Stated problem: Please repeat the material word for word, from its start through the line containing "The air outlet 6 is at (200, 1274).", with both ends included. Leave the pictures out of your answer.

Supplied material:
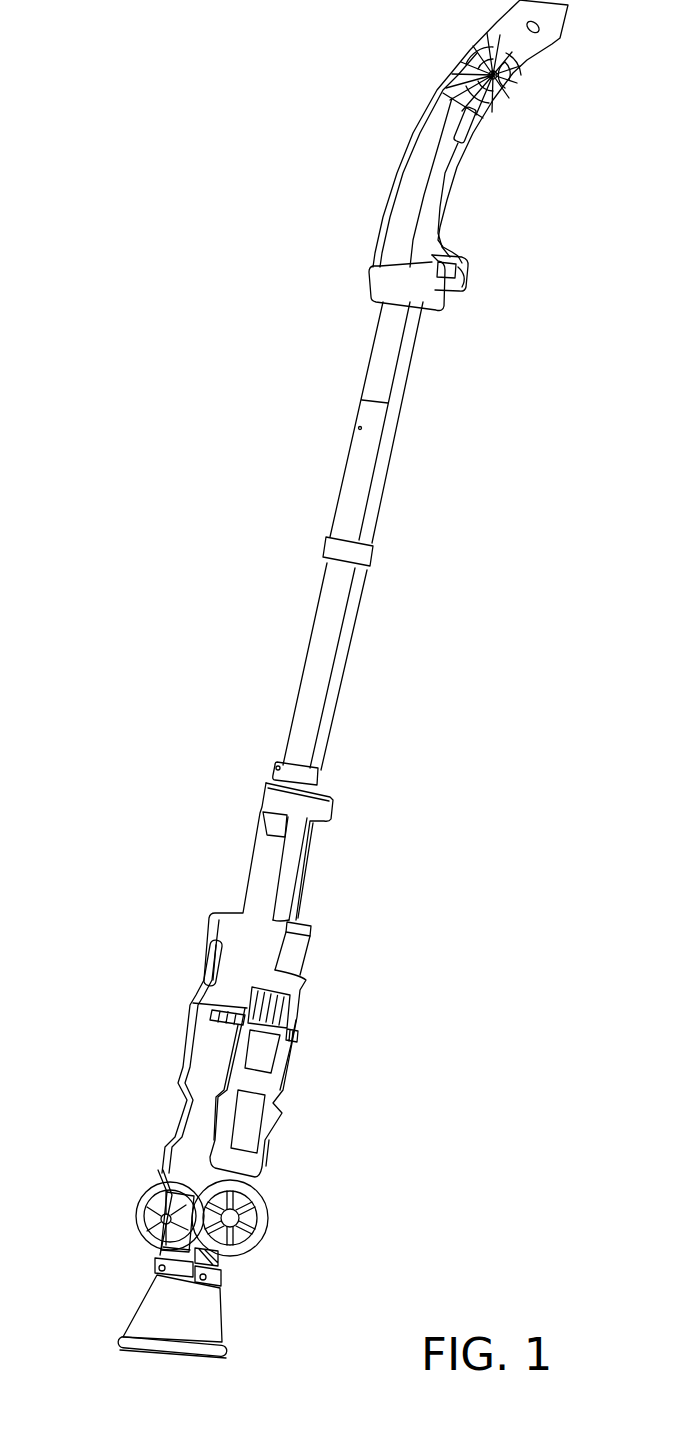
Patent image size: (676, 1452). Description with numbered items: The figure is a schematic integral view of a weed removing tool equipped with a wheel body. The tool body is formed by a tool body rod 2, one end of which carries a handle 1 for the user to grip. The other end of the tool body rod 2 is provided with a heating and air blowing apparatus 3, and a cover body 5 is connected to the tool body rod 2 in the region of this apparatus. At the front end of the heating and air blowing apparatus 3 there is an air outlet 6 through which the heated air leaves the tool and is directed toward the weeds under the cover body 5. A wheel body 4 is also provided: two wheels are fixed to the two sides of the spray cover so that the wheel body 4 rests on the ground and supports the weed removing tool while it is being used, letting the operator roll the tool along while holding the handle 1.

The handle 1 is at (444, 122).
The tool body rod 2 is at (333, 612).
The heating and air blowing apparatus 3 is at (260, 1053).
The wheel body 4 is at (163, 1260).
The cover body 5 is at (200, 1313).
The air outlet 6 is at (200, 1274).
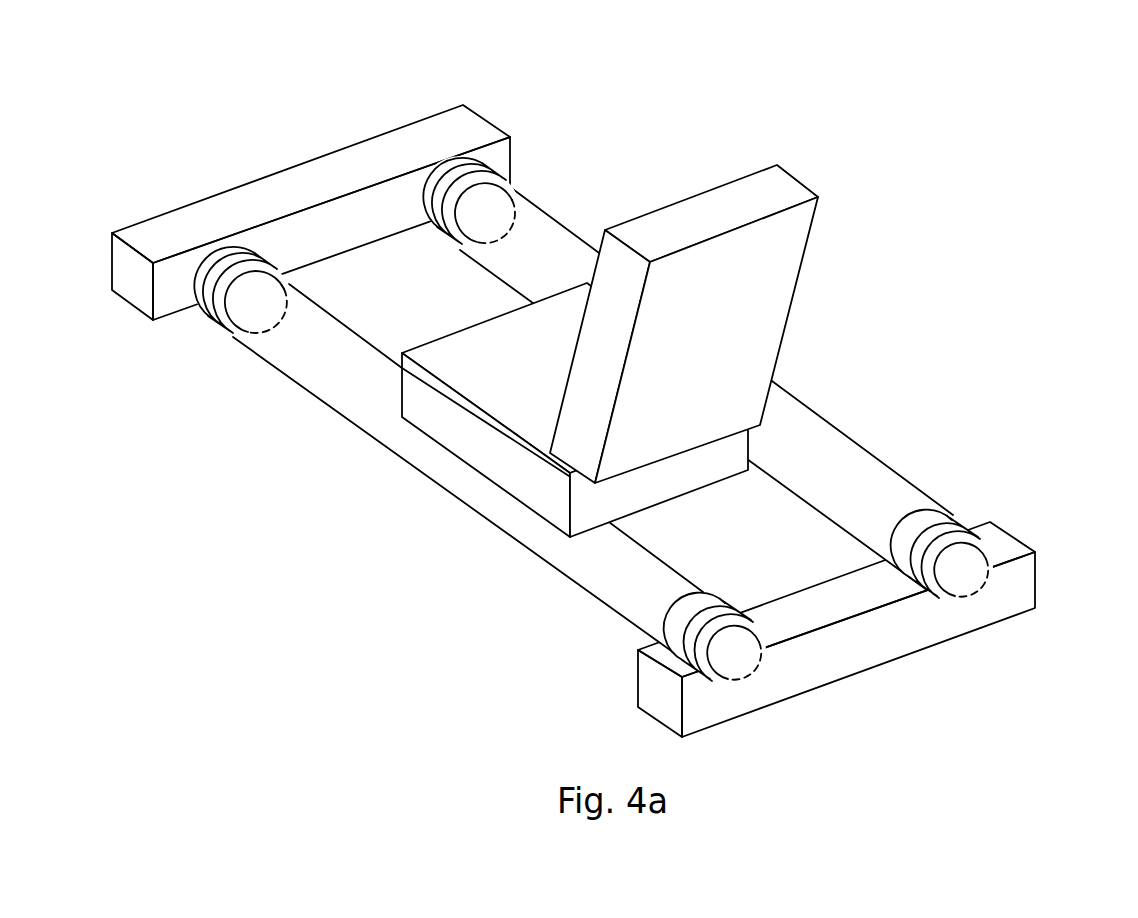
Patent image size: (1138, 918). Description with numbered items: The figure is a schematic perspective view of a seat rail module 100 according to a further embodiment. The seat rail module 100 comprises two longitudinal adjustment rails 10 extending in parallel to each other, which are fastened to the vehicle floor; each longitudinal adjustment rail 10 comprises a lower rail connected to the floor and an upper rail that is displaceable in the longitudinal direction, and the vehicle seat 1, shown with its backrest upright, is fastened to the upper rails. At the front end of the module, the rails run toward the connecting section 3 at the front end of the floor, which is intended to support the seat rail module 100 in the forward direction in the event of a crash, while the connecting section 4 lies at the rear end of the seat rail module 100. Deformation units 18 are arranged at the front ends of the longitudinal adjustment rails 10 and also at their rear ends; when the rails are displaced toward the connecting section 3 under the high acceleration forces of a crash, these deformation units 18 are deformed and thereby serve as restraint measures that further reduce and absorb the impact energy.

The seat rail module 100 is at (161, 57).
The vehicle seat 1 is at (787, 272).
The connecting section at front end of floor 3 is at (415, 146).
The connecting section at rear end of seat rail module 4 is at (1010, 547).
The longitudinal adjustment rail 10 is at (828, 457).
The deformation unit 18 is at (468, 180).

Solution for this problem:
Patent image size: (676, 1452). Description with numbered items: The figure is a schematic integral view of a weed removing tool equipped with a wheel body. The tool body is formed by a tool body rod 2, one end of which carries a handle 1 for the user to grip. The other end of the tool body rod 2 is provided with a heating and air blowing apparatus 3, and a cover body 5 is connected to the tool body rod 2 in the region of this apparatus. At the front end of the heating and air blowing apparatus 3 there is an air outlet 6 through which the heated air leaves the tool and is directed toward the weeds under the cover body 5. A wheel body 4 is also provided: two wheels are fixed to the two sides of the spray cover so that the wheel body 4 rests on the ground and supports the weed removing tool while it is being used, letting the operator roll the tool along while holding the handle 1.

The handle 1 is at (444, 122).
The tool body rod 2 is at (333, 612).
The heating and air blowing apparatus 3 is at (260, 1053).
The wheel body 4 is at (163, 1260).
The cover body 5 is at (200, 1313).
The air outlet 6 is at (200, 1274).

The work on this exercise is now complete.